# [The task]
Report all lines from the entries below in which "agrees" appears.

# [Recorded information]
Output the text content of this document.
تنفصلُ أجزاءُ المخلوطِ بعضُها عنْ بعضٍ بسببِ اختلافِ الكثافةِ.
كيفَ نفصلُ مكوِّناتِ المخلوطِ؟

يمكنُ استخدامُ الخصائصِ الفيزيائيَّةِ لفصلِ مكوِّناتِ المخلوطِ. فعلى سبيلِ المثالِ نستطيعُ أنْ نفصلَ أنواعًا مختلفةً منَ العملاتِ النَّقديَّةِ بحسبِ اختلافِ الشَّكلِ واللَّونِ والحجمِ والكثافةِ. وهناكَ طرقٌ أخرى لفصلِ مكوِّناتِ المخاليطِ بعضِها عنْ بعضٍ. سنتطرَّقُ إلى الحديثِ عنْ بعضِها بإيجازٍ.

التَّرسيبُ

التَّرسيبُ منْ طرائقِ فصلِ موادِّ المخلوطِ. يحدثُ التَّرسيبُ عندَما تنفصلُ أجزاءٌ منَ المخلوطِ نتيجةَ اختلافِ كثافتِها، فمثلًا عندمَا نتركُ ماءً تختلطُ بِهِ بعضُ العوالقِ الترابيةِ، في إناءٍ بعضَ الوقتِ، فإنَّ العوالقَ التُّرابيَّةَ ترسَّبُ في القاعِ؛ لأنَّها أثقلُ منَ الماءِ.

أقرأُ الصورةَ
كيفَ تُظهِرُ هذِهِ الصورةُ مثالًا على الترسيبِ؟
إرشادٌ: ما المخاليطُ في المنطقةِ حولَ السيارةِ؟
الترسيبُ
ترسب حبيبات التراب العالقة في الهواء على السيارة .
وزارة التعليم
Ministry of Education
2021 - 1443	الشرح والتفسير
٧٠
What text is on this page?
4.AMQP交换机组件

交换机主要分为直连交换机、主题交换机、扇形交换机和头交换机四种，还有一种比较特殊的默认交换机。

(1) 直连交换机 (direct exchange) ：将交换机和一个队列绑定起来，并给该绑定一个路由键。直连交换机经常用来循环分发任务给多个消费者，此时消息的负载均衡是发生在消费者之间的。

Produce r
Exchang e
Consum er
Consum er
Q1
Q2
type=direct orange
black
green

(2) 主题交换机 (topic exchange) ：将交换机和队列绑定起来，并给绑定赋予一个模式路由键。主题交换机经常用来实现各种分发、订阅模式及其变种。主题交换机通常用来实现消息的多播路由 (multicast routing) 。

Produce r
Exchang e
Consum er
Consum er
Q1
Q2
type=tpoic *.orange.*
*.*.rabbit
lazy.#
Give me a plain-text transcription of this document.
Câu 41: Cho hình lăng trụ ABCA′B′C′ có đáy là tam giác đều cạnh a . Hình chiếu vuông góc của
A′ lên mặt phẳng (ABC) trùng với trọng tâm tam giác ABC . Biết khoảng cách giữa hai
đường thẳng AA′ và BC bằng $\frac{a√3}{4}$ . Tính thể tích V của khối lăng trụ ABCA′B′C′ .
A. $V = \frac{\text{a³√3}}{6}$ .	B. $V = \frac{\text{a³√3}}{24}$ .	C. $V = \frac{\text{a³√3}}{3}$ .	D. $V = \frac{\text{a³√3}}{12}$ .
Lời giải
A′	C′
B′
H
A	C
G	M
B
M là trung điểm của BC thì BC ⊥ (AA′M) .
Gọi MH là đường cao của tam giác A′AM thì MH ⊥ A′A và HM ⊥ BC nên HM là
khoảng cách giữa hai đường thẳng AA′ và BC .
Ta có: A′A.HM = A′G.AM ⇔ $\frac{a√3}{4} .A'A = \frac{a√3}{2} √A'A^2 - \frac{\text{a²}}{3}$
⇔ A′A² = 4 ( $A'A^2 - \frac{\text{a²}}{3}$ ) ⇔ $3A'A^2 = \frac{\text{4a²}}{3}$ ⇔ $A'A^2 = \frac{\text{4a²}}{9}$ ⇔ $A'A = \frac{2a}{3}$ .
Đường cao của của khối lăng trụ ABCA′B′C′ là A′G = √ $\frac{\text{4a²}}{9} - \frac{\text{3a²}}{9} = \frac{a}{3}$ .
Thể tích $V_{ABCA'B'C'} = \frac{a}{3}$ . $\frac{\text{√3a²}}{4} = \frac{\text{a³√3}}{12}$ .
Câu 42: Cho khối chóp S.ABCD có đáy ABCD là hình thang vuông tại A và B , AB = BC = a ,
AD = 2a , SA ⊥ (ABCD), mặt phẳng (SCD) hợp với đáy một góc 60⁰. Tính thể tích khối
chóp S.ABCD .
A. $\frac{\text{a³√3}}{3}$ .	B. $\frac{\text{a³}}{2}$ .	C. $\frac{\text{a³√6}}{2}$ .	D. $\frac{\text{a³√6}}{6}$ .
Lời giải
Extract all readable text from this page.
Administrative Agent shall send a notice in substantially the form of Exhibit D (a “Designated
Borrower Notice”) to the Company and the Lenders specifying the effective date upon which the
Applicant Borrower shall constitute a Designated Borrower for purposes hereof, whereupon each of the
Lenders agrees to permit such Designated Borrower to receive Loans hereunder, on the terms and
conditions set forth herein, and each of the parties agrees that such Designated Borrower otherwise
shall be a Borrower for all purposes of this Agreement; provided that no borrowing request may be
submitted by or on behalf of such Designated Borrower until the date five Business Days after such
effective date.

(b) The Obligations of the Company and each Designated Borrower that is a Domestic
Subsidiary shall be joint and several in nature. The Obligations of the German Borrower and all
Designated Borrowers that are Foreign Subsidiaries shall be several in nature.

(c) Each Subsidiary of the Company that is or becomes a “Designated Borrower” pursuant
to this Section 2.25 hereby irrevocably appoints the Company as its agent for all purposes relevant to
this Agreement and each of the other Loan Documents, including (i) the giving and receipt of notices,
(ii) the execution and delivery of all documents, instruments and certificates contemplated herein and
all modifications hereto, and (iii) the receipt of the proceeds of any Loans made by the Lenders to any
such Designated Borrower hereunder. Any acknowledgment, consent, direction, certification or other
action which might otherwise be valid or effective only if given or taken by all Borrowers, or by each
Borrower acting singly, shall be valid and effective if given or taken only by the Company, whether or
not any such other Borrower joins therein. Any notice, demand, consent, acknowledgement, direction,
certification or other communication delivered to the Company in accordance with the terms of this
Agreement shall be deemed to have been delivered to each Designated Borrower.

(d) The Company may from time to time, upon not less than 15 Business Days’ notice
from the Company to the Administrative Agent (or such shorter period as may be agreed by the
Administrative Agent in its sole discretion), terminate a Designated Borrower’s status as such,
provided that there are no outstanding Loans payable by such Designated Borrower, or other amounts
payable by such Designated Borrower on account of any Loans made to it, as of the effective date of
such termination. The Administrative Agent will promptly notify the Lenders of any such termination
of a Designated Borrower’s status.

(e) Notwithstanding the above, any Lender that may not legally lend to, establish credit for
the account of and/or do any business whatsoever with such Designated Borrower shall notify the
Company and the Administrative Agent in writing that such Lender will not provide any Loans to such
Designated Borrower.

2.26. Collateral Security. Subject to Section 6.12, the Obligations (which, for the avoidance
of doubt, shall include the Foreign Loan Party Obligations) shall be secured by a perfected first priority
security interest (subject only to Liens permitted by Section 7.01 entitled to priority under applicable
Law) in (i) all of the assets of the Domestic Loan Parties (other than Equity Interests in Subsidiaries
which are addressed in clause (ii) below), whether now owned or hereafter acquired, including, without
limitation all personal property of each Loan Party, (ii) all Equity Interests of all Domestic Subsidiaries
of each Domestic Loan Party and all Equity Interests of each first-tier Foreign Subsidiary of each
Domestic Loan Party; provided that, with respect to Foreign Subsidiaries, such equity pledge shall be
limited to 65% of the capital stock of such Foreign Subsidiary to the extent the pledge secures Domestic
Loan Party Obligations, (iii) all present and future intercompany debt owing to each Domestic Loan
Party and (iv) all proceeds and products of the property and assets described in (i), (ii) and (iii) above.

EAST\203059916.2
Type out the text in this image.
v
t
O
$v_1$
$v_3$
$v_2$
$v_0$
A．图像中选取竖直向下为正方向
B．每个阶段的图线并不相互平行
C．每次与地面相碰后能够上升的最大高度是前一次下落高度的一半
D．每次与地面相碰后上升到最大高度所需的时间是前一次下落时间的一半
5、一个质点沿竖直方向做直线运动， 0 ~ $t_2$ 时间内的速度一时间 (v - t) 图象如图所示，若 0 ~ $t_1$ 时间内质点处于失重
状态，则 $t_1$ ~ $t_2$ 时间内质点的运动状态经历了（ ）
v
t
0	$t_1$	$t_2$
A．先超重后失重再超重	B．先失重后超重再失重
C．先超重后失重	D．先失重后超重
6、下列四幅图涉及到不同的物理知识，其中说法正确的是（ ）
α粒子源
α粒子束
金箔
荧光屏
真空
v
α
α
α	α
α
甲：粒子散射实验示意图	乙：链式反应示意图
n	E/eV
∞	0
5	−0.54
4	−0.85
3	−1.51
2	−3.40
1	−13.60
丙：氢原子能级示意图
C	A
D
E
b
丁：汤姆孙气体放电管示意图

# [Task answer]
Lenders agrees to permit such Designated Borrower to receive Loans hereunder, on the terms and
conditions set forth herein, and each of the parties agrees that such Designated Borrower otherwise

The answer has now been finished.